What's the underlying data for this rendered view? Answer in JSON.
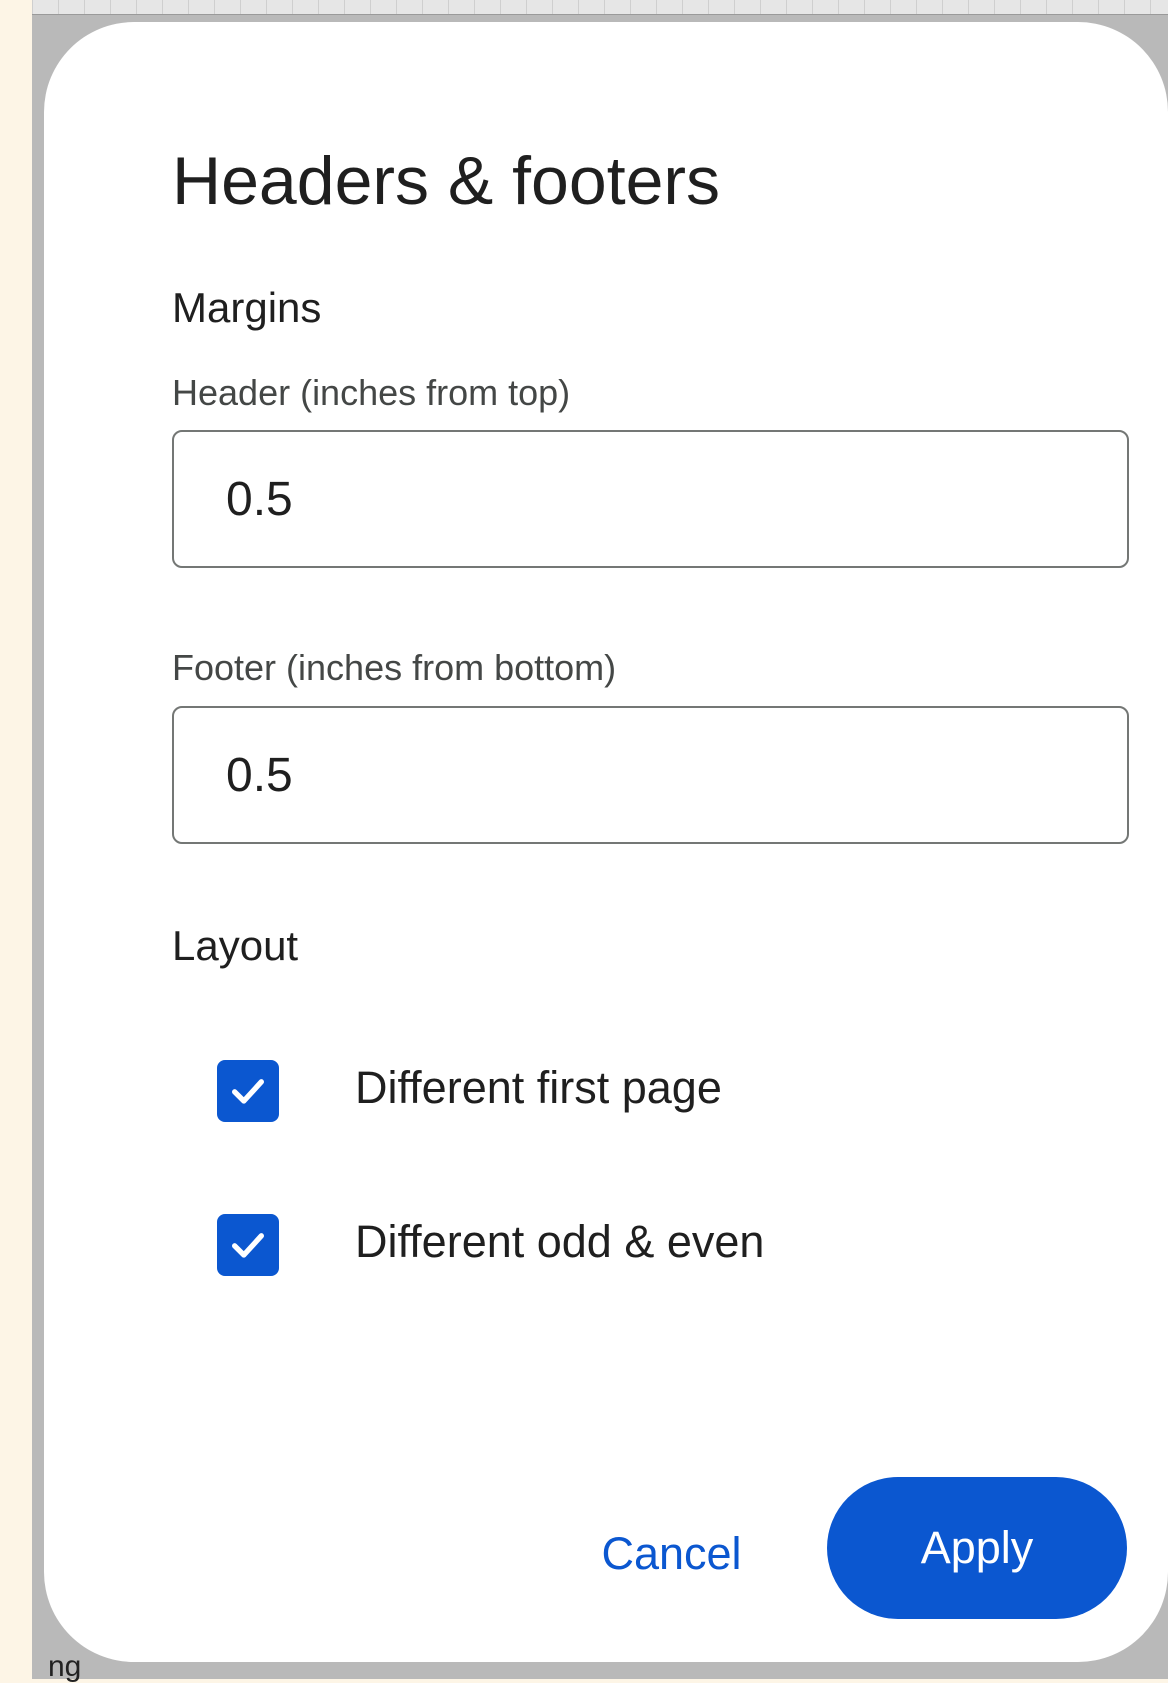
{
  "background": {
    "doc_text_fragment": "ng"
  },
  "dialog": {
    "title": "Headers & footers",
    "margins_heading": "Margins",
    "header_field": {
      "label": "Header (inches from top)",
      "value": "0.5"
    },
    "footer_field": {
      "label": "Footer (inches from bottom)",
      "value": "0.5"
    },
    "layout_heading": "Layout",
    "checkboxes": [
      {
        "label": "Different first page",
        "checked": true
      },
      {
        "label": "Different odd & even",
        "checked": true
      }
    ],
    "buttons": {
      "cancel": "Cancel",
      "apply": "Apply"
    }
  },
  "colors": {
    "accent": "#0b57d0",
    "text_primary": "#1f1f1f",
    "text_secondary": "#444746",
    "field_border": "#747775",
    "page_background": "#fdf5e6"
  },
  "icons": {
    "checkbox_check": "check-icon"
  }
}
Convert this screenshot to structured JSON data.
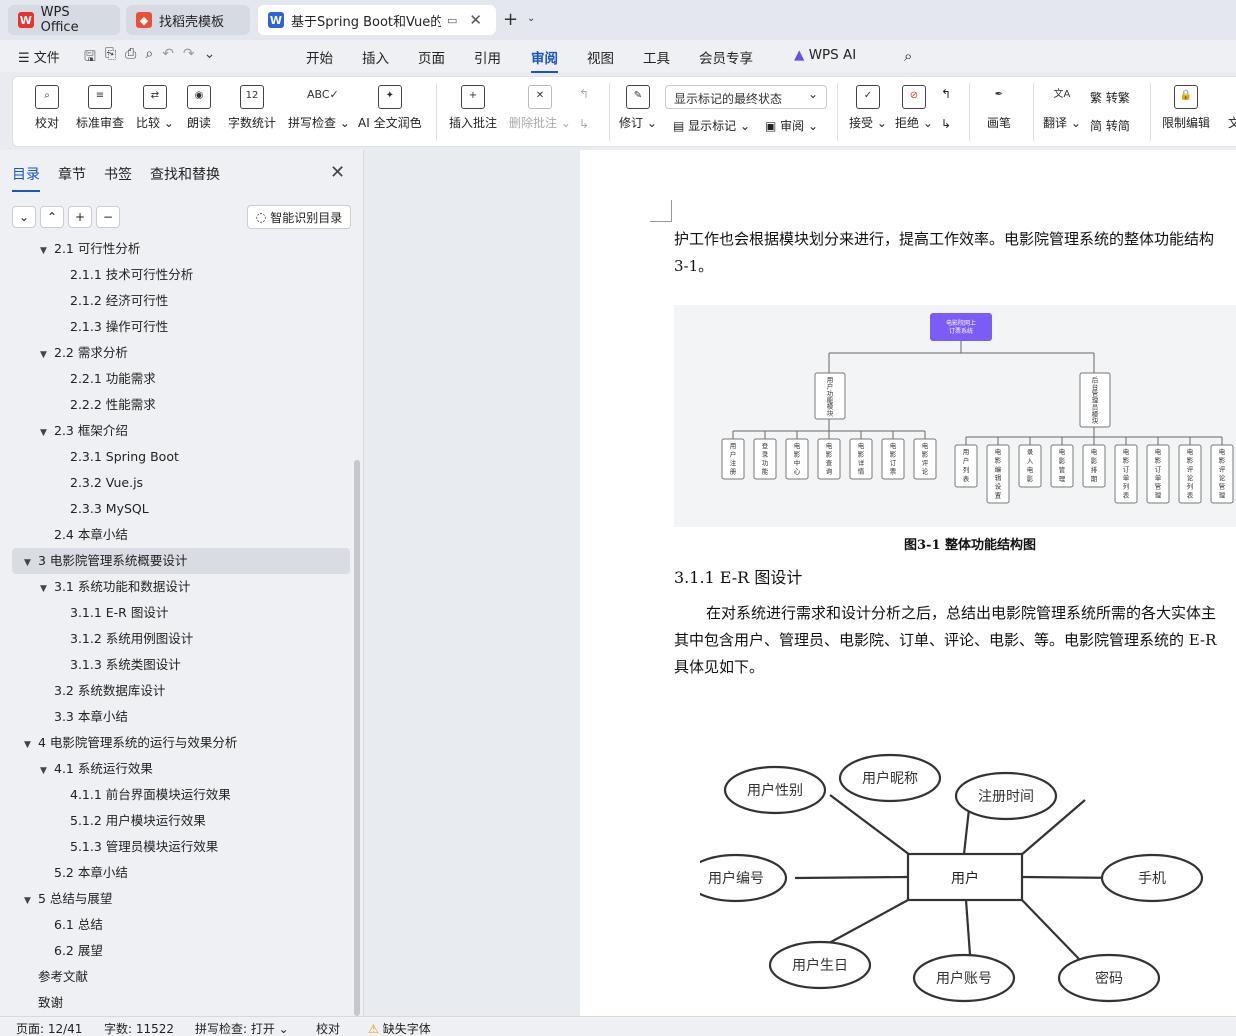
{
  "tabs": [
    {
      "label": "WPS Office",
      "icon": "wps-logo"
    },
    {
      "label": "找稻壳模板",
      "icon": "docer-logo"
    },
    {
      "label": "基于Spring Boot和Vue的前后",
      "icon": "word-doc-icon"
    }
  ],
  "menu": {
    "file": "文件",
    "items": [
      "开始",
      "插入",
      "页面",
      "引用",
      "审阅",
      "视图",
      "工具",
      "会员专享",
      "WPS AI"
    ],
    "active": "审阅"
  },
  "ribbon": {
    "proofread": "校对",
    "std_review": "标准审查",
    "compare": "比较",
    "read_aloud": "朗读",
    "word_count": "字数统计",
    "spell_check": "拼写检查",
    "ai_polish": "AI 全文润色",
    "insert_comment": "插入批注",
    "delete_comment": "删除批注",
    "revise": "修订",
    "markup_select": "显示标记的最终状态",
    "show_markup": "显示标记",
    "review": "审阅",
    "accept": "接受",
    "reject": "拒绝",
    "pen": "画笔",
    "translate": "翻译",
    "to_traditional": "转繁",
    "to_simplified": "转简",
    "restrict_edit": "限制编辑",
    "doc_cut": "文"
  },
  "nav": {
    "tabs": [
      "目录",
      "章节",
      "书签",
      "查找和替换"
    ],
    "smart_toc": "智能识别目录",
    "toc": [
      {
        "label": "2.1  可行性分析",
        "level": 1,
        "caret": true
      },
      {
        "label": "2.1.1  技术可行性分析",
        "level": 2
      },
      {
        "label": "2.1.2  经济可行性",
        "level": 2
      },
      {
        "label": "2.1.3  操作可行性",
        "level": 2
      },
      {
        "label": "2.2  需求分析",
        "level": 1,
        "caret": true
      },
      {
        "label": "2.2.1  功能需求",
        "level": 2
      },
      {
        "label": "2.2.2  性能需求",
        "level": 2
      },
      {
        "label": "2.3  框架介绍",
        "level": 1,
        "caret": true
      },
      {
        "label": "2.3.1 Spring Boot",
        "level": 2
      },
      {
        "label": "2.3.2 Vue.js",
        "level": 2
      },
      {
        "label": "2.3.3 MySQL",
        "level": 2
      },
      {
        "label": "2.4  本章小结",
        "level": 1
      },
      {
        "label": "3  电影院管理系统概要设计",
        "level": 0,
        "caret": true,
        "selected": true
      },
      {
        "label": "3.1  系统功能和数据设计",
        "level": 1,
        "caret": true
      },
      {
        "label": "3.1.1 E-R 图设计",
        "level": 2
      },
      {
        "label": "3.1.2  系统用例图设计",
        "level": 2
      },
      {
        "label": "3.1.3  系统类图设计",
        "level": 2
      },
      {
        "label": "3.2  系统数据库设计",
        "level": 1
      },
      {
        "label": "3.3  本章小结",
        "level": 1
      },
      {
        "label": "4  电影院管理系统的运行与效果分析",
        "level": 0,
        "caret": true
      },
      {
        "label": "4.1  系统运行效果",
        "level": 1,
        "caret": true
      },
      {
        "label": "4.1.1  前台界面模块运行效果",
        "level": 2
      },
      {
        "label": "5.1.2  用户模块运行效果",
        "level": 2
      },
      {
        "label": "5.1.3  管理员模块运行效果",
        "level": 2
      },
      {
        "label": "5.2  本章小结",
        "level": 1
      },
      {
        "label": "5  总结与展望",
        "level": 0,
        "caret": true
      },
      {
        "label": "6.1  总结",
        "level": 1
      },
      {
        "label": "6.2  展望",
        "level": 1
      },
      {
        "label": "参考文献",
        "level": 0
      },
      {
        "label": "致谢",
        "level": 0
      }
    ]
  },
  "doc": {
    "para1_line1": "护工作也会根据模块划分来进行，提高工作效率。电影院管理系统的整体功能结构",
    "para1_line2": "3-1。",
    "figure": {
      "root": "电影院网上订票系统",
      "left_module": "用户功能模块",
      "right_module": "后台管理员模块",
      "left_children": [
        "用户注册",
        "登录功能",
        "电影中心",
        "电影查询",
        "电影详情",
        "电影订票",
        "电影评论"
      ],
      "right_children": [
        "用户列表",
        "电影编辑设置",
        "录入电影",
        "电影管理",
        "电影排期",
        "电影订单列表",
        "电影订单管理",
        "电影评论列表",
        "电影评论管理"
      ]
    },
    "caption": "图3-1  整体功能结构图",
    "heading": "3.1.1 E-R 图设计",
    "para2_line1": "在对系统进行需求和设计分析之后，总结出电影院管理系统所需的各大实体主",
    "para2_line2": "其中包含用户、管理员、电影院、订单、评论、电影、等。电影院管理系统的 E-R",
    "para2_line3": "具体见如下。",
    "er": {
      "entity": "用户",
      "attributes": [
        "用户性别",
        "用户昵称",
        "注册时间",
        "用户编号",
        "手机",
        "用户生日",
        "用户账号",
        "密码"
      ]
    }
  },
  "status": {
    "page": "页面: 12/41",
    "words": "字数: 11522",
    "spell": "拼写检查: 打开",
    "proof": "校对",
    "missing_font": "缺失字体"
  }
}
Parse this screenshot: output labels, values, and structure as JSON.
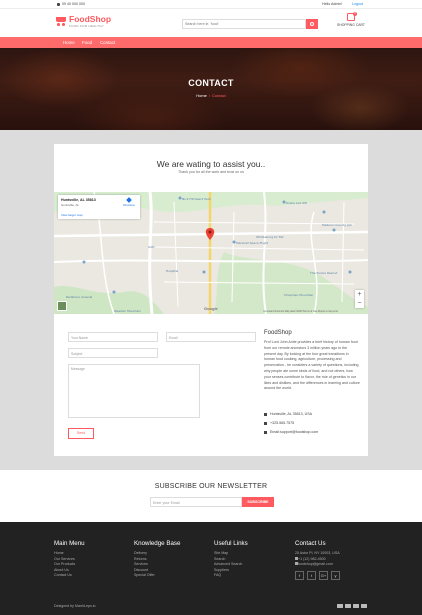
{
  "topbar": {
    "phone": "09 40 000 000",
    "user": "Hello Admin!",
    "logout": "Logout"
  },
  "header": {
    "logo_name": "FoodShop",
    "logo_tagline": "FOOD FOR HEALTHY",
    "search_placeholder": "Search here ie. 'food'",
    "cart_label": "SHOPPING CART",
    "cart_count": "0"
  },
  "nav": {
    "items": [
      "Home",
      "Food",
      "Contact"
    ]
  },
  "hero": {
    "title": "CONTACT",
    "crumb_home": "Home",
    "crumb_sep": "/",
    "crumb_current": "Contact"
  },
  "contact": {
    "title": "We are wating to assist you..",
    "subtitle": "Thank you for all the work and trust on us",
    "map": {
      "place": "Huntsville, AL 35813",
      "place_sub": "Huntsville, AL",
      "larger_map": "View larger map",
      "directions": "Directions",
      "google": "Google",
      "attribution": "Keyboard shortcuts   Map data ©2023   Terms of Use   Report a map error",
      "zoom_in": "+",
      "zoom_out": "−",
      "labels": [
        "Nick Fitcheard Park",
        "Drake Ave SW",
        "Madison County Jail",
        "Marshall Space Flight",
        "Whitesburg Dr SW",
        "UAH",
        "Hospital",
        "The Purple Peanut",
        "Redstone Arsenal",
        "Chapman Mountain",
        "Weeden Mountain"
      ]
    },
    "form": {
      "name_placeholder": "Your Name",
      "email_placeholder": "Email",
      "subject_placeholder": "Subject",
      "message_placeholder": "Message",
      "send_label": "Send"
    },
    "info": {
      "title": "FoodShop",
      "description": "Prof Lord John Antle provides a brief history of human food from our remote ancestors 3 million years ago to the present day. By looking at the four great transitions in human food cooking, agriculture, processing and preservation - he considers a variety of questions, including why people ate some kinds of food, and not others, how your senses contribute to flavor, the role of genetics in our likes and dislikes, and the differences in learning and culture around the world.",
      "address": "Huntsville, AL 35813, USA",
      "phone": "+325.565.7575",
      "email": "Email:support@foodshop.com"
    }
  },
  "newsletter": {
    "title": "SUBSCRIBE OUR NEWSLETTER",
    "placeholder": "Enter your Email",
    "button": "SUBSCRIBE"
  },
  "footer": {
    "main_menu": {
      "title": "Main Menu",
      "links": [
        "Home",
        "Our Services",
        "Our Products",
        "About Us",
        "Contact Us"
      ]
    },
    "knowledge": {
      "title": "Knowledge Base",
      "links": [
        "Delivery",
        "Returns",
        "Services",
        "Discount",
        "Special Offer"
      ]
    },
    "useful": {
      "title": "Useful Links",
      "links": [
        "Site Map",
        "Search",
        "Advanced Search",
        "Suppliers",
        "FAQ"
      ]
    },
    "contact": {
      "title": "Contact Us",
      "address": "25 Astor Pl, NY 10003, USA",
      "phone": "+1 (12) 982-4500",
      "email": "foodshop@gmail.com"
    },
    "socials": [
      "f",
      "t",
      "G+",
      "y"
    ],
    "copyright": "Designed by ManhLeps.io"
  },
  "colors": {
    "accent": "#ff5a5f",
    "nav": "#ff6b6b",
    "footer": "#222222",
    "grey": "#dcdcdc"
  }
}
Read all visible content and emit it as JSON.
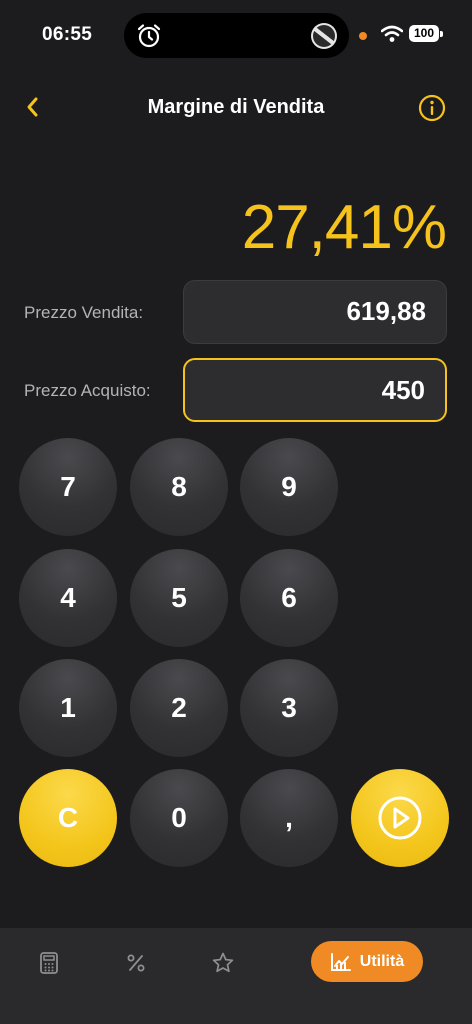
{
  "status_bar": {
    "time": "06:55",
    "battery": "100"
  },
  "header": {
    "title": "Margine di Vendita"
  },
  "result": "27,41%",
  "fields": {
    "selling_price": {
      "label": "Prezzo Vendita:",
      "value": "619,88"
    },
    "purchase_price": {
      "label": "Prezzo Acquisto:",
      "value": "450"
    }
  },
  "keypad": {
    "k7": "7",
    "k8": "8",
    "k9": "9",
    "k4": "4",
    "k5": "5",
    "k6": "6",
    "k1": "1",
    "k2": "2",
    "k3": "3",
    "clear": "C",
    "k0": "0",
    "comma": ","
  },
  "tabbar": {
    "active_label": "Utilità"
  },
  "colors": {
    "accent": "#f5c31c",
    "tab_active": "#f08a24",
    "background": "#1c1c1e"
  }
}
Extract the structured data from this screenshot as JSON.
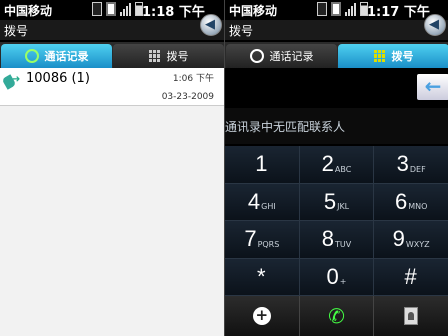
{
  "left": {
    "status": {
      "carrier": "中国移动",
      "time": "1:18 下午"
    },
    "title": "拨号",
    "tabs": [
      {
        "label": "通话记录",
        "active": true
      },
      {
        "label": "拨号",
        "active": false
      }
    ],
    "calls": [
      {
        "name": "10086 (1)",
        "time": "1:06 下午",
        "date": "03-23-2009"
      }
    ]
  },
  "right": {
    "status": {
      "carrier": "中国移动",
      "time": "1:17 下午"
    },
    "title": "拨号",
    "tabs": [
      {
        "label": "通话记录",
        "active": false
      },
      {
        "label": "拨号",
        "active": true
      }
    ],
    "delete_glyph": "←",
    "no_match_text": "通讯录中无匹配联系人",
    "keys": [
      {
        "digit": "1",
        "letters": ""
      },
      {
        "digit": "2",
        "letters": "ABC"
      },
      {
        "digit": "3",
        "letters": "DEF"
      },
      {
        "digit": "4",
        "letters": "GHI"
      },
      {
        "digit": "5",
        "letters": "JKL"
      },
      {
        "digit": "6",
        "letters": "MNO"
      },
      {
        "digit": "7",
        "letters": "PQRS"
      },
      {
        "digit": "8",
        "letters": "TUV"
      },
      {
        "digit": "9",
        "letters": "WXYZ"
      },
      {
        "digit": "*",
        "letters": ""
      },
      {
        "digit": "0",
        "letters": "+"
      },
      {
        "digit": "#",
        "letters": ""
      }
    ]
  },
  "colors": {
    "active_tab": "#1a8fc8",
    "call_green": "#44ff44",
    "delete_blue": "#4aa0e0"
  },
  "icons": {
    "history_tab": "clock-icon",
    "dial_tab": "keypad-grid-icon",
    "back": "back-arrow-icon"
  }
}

## PROBLEM STATEMENT
Locate all lines that include the word "labels" and copy them out.

## ANSWER TO THIS TASK
Parse this screenshot: output labels, values, and structure as JSON.
      "labels": [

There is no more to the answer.